# Start of DATASET ROWS

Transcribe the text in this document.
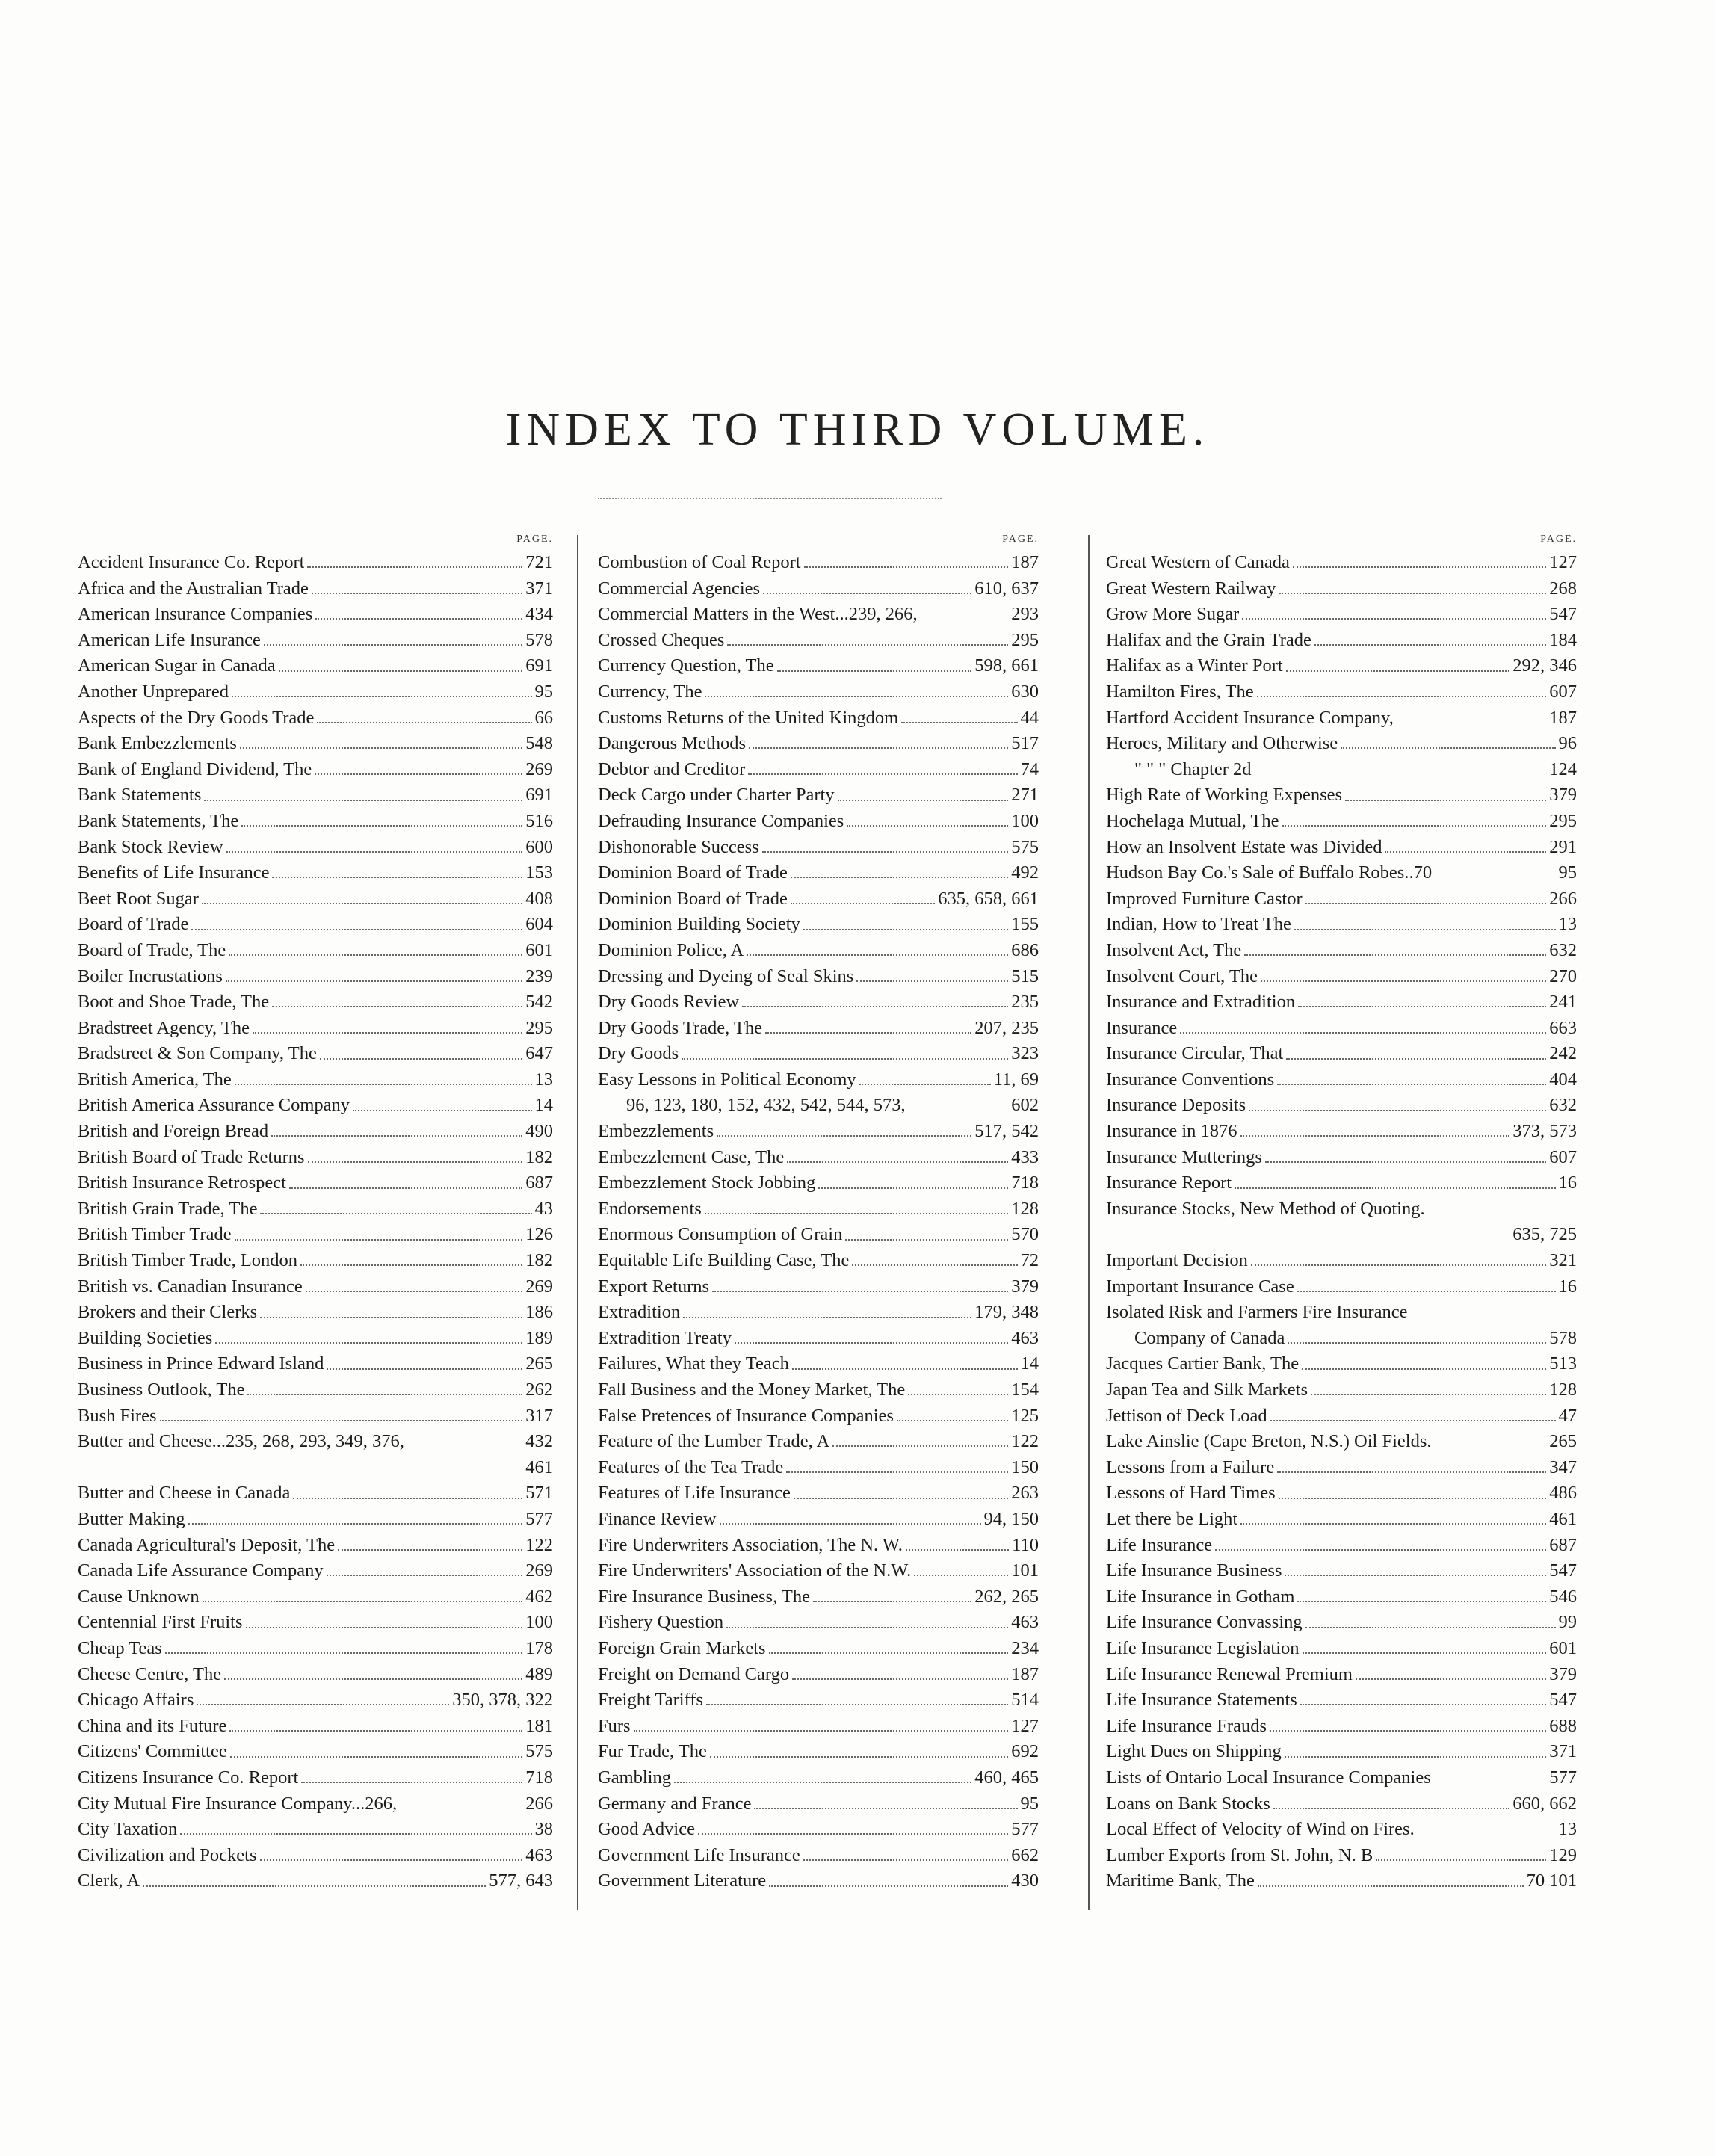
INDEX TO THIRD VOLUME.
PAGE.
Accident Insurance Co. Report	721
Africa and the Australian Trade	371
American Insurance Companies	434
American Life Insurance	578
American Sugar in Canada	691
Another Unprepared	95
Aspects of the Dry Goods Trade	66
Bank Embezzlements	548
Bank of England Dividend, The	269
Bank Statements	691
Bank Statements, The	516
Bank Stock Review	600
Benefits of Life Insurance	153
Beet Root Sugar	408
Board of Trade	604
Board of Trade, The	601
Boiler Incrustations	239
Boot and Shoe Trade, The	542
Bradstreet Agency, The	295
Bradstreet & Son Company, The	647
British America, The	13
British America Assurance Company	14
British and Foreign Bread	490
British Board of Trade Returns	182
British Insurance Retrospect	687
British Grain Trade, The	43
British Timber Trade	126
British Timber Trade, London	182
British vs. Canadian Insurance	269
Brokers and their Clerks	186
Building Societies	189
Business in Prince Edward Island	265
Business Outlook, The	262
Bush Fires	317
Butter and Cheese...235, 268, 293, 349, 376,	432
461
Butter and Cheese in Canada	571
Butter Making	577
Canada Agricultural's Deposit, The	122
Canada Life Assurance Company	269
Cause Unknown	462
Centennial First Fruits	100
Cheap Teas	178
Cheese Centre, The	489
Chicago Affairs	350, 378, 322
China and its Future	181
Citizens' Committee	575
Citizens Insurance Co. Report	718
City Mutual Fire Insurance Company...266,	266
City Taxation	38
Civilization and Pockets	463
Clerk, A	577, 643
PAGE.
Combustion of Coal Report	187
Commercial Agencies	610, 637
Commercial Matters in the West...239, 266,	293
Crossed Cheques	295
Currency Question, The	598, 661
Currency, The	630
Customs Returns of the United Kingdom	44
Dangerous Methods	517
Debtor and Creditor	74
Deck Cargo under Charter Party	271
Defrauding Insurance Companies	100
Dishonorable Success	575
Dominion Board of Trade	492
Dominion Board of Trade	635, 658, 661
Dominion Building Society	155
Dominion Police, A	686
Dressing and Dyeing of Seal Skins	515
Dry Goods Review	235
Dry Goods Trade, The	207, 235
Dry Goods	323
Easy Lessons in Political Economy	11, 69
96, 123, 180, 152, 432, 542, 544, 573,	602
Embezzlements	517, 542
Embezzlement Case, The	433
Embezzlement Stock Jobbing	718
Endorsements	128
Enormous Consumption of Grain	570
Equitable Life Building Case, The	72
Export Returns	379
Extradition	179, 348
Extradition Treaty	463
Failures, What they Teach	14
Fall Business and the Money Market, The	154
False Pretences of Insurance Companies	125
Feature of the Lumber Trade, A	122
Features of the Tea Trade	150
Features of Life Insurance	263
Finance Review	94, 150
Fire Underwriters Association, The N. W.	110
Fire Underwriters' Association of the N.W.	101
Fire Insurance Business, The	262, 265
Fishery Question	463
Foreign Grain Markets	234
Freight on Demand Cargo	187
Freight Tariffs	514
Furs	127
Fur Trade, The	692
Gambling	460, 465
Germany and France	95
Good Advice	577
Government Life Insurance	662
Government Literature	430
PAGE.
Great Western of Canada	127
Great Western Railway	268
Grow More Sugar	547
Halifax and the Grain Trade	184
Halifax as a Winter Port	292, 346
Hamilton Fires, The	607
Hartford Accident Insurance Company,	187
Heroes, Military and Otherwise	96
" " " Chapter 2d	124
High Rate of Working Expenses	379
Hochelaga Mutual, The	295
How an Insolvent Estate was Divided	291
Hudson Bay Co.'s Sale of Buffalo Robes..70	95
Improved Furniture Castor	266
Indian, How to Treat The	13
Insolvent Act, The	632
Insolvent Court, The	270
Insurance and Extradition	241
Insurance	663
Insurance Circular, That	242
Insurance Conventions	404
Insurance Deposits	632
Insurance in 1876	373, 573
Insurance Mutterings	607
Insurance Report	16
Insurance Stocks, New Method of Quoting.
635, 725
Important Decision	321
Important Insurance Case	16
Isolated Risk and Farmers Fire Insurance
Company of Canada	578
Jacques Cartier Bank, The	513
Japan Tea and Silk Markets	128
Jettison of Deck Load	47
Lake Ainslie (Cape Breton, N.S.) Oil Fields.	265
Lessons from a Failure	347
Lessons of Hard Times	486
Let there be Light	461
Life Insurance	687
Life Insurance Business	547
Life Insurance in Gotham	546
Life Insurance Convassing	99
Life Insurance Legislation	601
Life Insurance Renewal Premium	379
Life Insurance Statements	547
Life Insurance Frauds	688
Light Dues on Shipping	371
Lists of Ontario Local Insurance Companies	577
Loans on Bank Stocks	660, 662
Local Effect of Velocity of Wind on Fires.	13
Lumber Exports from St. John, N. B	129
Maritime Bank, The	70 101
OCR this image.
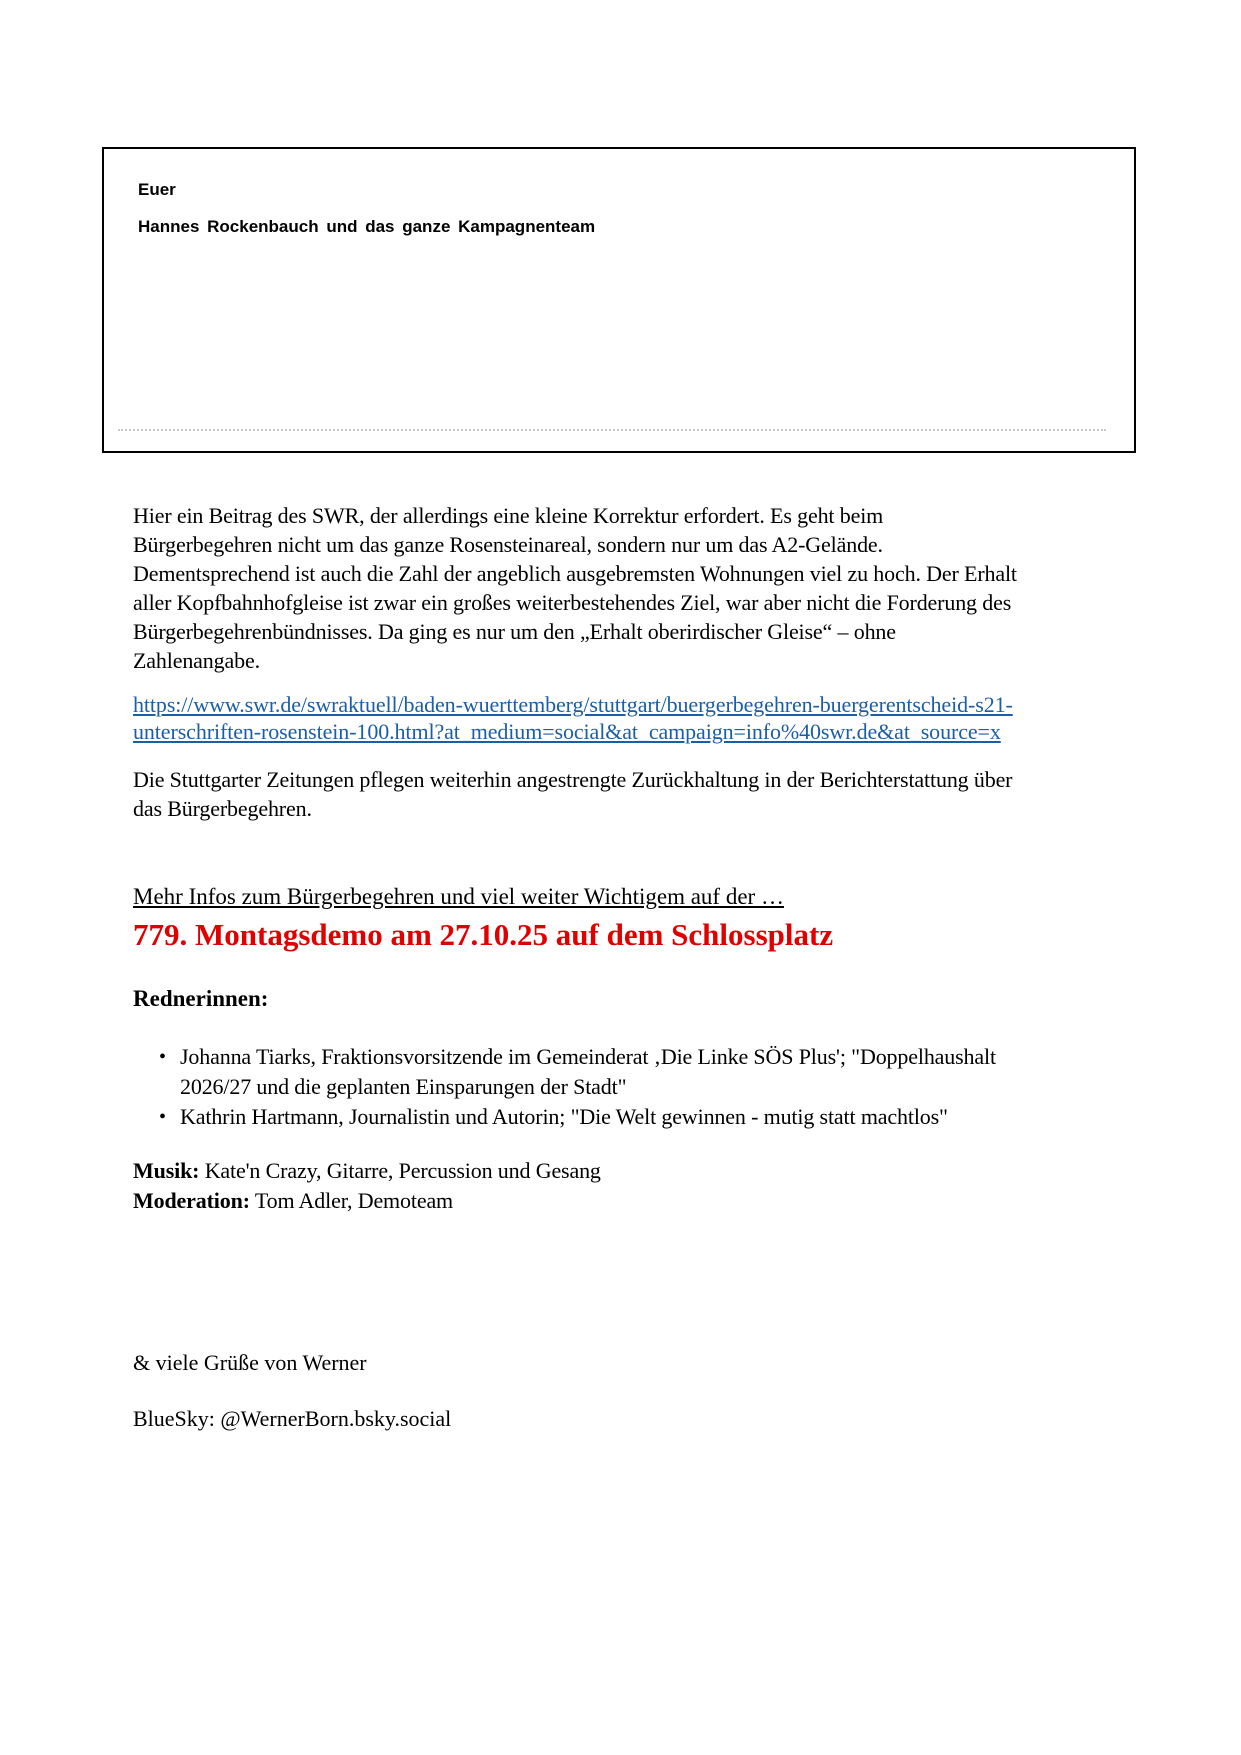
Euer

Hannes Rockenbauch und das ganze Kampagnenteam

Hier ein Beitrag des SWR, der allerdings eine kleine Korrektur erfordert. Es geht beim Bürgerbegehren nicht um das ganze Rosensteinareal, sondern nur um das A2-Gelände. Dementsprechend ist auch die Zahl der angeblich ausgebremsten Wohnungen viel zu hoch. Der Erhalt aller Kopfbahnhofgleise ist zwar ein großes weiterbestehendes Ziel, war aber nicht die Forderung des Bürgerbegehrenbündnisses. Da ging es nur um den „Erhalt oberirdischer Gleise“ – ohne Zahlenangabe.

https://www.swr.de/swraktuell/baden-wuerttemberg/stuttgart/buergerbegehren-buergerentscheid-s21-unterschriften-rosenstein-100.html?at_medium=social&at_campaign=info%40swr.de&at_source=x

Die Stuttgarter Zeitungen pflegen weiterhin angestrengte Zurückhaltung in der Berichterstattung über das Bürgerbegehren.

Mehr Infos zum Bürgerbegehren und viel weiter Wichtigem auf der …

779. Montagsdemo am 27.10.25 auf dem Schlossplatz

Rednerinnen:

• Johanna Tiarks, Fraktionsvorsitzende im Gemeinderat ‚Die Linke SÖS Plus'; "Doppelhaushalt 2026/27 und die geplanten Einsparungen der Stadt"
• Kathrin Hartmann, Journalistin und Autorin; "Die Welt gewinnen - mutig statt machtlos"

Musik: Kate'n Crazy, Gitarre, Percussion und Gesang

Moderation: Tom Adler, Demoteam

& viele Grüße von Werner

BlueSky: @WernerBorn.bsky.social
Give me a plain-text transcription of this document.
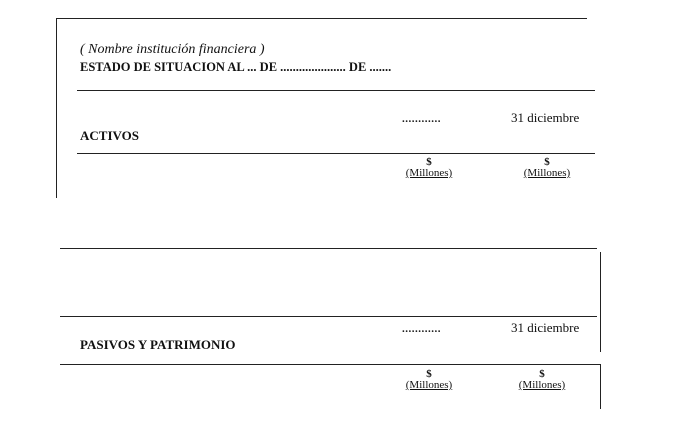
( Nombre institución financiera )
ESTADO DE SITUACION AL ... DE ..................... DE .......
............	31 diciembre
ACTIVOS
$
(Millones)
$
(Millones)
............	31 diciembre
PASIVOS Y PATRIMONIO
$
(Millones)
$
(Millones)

# End of DATASET ROWS

* **AIM OF THE EXERCISE**
Identify lines with the string "Board". Copy each one.

* **TASK RESPONSE**
Board of Trade	604
Board of Trade, The	601
British Board of Trade Returns	182
Dominion Board of Trade	492
Dominion Board of Trade	635, 658, 661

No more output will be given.